What the task requires:
Output only the part of the records that opens with the line containing "bar (117, 653, 145, 700)" and closes with the line containing "y-tick-label: 30 (42, 516, 62, 536)", with "data-label" changed to "value-label" and everything else kept the same.

Material for this exercise:
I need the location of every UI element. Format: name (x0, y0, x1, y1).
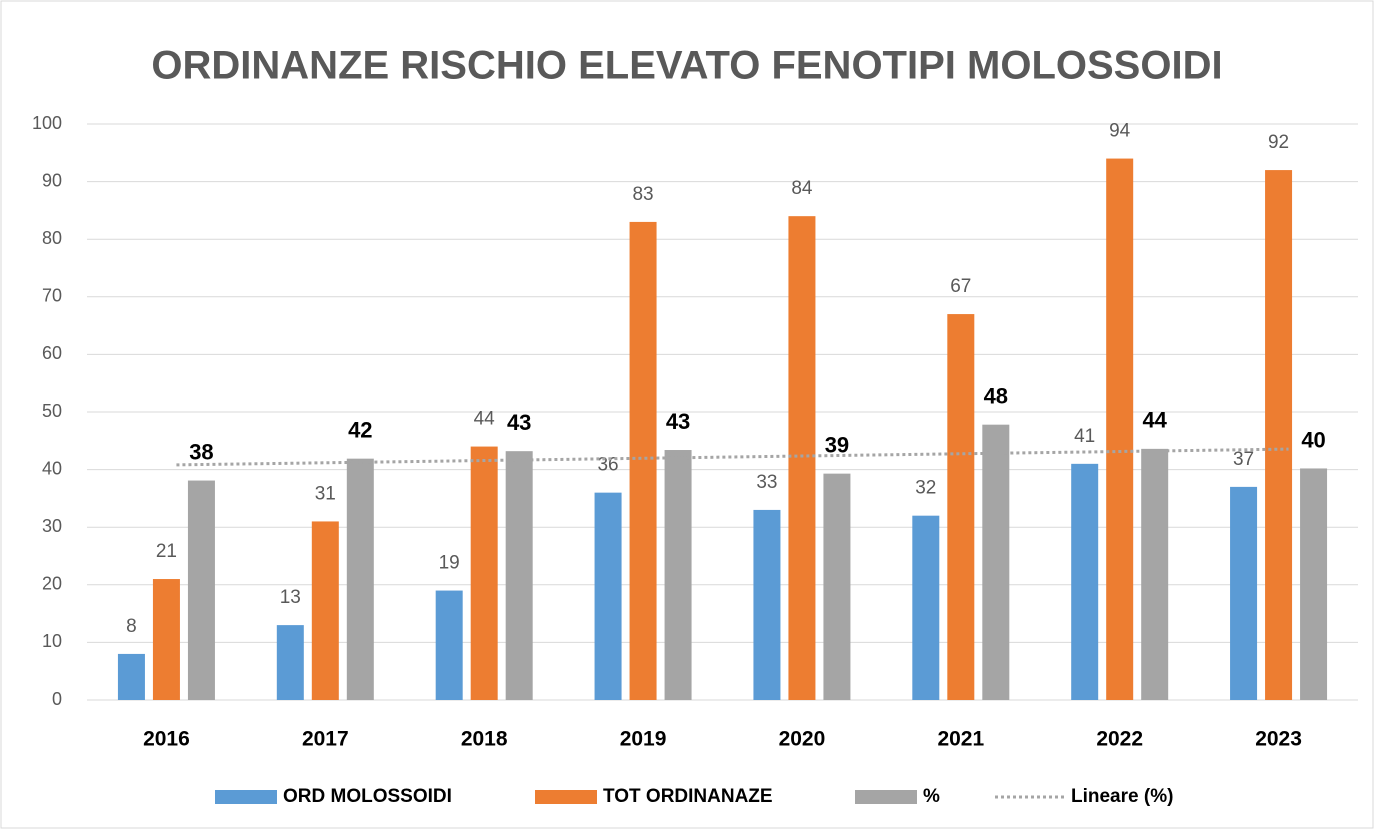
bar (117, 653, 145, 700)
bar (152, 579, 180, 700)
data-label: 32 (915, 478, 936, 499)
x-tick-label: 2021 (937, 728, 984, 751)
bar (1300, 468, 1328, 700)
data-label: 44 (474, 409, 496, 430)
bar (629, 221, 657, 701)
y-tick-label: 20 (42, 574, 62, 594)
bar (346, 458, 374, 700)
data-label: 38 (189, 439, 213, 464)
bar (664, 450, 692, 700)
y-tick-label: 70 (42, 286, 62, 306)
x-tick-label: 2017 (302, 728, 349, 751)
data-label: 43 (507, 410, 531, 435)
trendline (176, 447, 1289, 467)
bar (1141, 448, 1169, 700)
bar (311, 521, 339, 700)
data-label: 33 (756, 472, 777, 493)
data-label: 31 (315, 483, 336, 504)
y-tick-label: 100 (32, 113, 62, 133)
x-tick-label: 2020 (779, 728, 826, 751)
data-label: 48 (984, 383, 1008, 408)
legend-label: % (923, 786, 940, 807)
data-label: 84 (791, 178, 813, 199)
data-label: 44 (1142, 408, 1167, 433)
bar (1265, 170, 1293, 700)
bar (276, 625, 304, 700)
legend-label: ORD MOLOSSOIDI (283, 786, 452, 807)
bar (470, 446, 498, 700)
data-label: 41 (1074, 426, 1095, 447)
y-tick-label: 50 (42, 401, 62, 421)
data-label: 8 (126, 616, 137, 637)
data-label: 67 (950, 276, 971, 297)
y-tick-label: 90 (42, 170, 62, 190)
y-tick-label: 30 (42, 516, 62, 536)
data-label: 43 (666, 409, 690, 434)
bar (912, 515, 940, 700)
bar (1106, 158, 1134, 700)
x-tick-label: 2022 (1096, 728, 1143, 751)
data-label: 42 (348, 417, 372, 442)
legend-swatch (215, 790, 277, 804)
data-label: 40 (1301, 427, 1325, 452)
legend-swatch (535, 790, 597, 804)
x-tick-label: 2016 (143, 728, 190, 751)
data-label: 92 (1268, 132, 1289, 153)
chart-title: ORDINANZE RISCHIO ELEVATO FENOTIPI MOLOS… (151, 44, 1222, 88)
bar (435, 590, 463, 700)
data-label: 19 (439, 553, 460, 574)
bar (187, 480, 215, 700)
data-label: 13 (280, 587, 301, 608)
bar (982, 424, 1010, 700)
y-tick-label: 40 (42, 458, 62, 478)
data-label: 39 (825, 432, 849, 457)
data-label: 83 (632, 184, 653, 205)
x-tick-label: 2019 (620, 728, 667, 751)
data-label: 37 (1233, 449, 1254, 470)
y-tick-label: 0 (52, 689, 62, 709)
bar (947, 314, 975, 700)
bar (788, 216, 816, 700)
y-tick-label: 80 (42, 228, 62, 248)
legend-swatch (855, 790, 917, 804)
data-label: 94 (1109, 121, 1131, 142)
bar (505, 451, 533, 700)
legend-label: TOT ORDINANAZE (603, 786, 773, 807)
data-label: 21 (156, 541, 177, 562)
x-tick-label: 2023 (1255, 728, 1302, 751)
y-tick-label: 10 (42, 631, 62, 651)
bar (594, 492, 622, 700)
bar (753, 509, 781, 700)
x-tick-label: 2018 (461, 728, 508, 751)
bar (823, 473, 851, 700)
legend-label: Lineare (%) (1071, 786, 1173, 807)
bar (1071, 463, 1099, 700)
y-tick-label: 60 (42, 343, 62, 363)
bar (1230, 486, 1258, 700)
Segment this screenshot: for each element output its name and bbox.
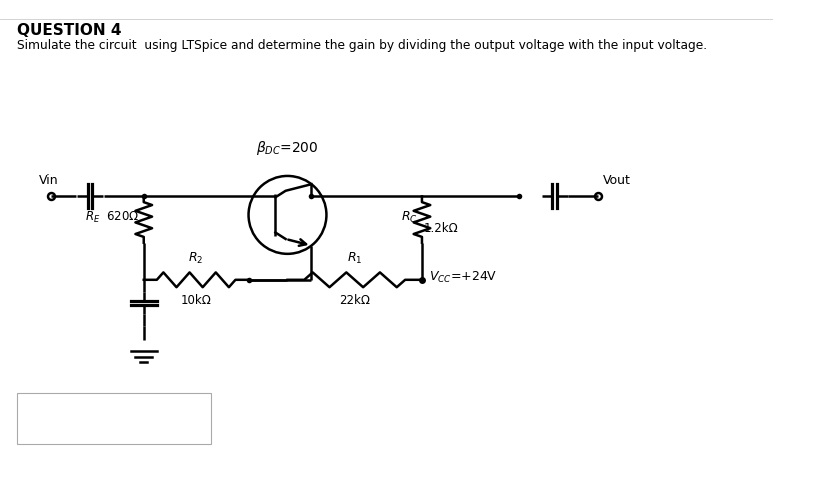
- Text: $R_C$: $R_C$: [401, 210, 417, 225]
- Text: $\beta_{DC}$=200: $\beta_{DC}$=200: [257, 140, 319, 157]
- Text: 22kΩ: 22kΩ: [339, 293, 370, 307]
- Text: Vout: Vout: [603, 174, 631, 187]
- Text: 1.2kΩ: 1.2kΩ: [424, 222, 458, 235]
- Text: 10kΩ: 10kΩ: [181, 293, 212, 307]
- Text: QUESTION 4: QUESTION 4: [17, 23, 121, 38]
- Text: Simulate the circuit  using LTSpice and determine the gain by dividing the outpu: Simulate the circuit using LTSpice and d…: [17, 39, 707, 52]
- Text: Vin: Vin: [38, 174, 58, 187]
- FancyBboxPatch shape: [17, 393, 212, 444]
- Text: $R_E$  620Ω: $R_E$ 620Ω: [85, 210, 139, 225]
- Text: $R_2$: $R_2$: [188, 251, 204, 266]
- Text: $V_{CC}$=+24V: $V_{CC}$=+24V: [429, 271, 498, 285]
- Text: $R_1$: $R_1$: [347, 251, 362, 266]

Result for this task:
bar (117, 653, 145, 700)
bar (152, 579, 180, 700)
value-label: 32 (915, 478, 936, 499)
x-tick-label: 2021 (937, 728, 984, 751)
bar (1300, 468, 1328, 700)
value-label: 44 (474, 409, 496, 430)
bar (629, 221, 657, 701)
y-tick-label: 20 (42, 574, 62, 594)
bar (346, 458, 374, 700)
value-label: 38 (189, 439, 213, 464)
bar (664, 450, 692, 700)
y-tick-label: 70 (42, 286, 62, 306)
x-tick-label: 2017 (302, 728, 349, 751)
value-label: 43 (507, 410, 531, 435)
trendline (176, 447, 1289, 467)
bar (1141, 448, 1169, 700)
bar (311, 521, 339, 700)
value-label: 33 (756, 472, 777, 493)
value-label: 31 (315, 483, 336, 504)
y-tick-label: 100 (32, 113, 62, 133)
x-tick-label: 2020 (779, 728, 826, 751)
value-label: 48 (984, 383, 1008, 408)
legend-label: % (923, 786, 940, 807)
value-label: 84 (791, 178, 813, 199)
value-label: 44 (1142, 408, 1167, 433)
bar (1265, 170, 1293, 700)
bar (276, 625, 304, 700)
legend-label: ORD MOLOSSOIDI (283, 786, 452, 807)
bar (470, 446, 498, 700)
value-label: 41 (1074, 426, 1095, 447)
y-tick-label: 50 (42, 401, 62, 421)
value-label: 8 (126, 616, 137, 637)
value-label: 67 (950, 276, 971, 297)
y-tick-label: 90 (42, 170, 62, 190)
y-tick-label: 30 (42, 516, 62, 536)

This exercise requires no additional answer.